— BEGIN EXTRACTED DATA —

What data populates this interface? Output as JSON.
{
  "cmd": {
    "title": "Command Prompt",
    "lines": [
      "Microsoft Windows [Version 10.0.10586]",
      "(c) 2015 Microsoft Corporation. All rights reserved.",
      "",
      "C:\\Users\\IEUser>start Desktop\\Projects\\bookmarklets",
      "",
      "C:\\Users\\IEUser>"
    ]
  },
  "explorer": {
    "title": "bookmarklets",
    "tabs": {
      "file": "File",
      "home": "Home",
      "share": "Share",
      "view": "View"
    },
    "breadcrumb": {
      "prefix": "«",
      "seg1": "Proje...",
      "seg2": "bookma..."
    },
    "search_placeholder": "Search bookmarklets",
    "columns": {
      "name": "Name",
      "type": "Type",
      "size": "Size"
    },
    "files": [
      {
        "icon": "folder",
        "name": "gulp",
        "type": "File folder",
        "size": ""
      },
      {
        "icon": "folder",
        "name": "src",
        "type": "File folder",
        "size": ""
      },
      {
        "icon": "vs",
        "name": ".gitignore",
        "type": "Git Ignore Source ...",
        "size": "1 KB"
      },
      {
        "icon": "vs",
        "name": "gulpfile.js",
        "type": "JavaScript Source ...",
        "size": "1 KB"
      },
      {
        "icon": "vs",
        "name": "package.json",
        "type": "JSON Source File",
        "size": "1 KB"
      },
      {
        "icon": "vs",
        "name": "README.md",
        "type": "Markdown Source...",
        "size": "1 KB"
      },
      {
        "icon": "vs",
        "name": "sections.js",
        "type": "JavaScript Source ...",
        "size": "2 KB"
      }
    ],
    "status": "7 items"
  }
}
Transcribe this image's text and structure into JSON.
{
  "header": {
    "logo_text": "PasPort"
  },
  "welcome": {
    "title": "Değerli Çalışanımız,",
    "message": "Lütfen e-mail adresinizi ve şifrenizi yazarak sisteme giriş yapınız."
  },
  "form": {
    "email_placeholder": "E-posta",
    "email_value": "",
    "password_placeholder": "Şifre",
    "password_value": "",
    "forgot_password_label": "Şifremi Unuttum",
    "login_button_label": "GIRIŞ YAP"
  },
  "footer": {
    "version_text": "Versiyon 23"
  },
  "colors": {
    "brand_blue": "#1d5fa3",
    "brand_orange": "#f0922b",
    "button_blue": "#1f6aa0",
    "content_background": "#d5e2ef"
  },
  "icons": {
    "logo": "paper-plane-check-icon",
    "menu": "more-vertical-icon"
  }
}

— END EXTRACTED DATA —

◆ **WHAT TO DO**
In the material above, find each line that contains the word "Microsoft", and select it.

◆ **RESULT**
      "Microsoft Windows [Version 10.0.10586]",
      "(c) 2015 Microsoft Corporation. All rights reserved.",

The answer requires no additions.